Your instructions.
Filter the entries, keeping every line with the word "this".
---------- Source data ----------
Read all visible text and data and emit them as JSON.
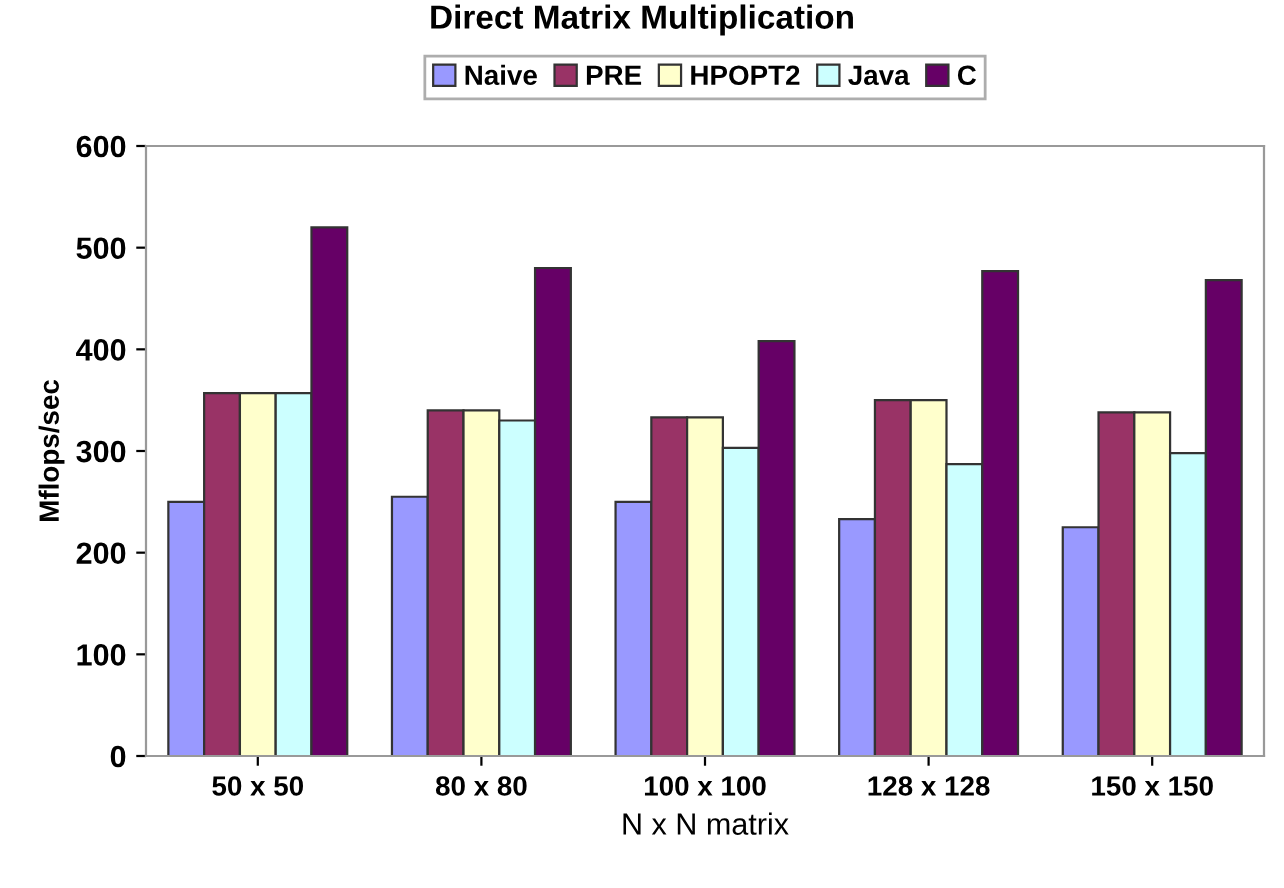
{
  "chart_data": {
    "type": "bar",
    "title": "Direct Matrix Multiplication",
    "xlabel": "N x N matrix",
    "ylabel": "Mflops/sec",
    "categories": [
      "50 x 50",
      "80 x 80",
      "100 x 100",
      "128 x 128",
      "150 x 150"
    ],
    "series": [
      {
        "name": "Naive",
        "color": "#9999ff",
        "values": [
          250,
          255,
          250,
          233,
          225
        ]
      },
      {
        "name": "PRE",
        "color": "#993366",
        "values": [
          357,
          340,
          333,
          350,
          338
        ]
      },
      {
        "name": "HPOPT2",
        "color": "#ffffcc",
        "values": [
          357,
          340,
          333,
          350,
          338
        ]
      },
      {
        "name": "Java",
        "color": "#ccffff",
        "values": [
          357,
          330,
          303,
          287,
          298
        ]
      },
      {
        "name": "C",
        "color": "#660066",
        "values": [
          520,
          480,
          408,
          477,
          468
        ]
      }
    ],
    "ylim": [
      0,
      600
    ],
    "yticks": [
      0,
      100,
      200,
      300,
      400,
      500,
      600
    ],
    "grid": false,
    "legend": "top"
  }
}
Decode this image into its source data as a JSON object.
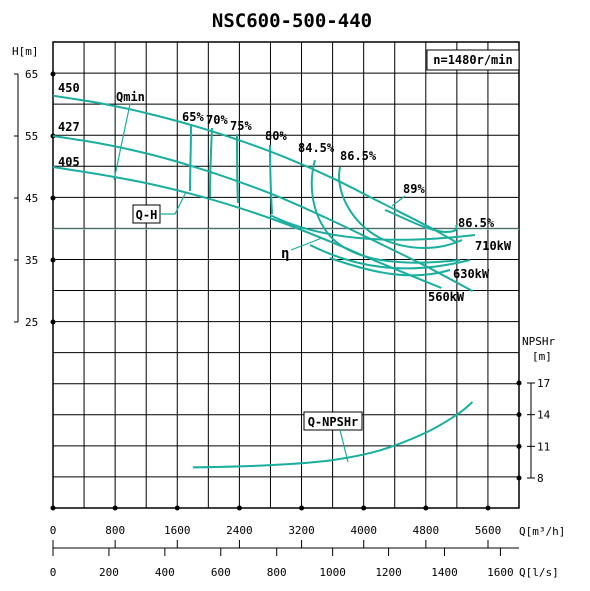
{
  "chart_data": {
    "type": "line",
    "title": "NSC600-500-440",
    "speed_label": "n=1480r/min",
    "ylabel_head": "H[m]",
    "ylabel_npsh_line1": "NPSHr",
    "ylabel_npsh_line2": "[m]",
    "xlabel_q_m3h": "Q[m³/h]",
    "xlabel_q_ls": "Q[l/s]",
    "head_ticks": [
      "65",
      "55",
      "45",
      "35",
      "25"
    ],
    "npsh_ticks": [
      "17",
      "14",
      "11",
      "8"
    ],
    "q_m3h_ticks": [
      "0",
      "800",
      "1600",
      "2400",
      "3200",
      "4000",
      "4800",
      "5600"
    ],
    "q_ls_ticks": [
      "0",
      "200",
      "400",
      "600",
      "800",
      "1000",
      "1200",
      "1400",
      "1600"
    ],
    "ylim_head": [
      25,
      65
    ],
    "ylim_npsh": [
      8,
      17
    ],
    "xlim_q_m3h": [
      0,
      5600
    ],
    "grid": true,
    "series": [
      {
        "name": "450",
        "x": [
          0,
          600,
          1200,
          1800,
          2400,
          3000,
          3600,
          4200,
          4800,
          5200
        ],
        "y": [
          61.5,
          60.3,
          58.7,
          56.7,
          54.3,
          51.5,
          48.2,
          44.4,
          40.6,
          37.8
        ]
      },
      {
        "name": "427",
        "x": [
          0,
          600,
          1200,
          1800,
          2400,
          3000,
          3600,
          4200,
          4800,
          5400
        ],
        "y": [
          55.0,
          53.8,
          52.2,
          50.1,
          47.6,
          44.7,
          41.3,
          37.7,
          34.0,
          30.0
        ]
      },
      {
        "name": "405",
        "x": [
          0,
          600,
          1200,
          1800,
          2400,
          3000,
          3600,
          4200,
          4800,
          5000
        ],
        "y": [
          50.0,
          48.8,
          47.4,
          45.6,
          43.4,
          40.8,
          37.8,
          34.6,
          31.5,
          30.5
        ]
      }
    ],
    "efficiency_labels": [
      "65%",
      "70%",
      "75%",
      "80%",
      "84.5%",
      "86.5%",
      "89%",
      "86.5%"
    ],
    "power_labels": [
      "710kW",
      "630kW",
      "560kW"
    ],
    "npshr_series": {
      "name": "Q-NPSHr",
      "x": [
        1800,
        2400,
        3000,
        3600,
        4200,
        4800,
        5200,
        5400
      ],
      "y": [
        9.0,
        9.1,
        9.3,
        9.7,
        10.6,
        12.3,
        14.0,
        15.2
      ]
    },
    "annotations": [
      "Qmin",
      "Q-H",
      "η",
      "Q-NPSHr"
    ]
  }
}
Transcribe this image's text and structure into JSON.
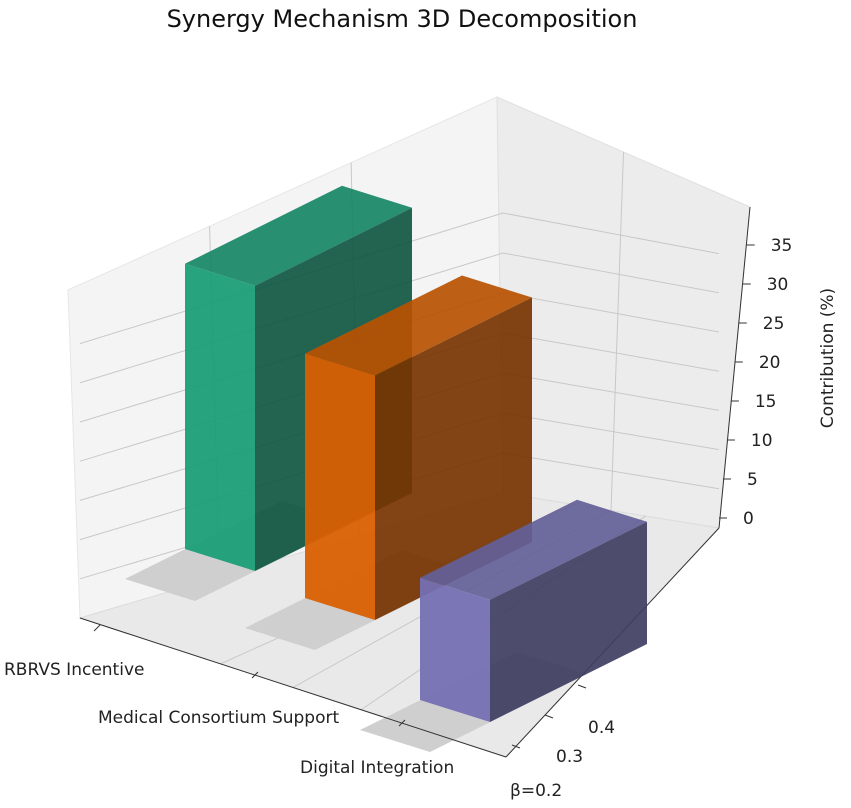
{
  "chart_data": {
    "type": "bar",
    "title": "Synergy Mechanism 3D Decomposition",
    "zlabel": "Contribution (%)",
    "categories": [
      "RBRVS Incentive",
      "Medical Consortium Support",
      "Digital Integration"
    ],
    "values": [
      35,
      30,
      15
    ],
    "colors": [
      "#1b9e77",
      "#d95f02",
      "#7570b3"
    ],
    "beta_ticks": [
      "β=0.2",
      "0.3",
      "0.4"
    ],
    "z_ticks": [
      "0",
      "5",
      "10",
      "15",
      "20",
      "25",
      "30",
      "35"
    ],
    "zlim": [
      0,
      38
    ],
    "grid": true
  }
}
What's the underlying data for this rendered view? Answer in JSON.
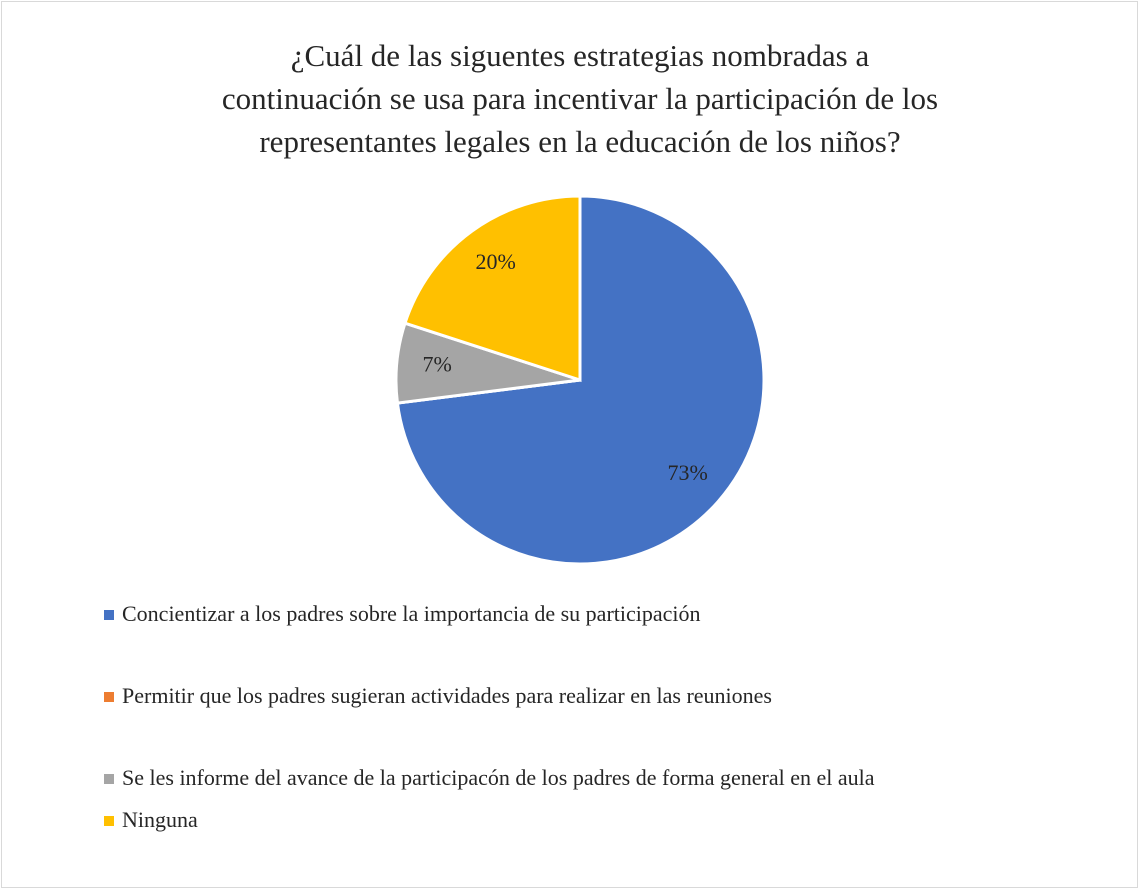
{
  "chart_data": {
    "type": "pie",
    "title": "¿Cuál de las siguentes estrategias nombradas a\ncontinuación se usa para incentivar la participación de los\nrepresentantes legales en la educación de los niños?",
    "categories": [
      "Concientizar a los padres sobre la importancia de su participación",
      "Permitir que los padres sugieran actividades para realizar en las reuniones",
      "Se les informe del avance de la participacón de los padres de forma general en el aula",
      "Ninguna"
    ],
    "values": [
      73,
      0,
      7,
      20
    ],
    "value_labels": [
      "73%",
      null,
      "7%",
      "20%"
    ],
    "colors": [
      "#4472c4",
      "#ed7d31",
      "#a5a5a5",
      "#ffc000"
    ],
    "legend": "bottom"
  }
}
----------
Exercise output.
Decode this image into its source data as a JSON object.
Transcribe this image's text and structure into JSON.
What's the underlying data for this rendered view? Answer in JSON.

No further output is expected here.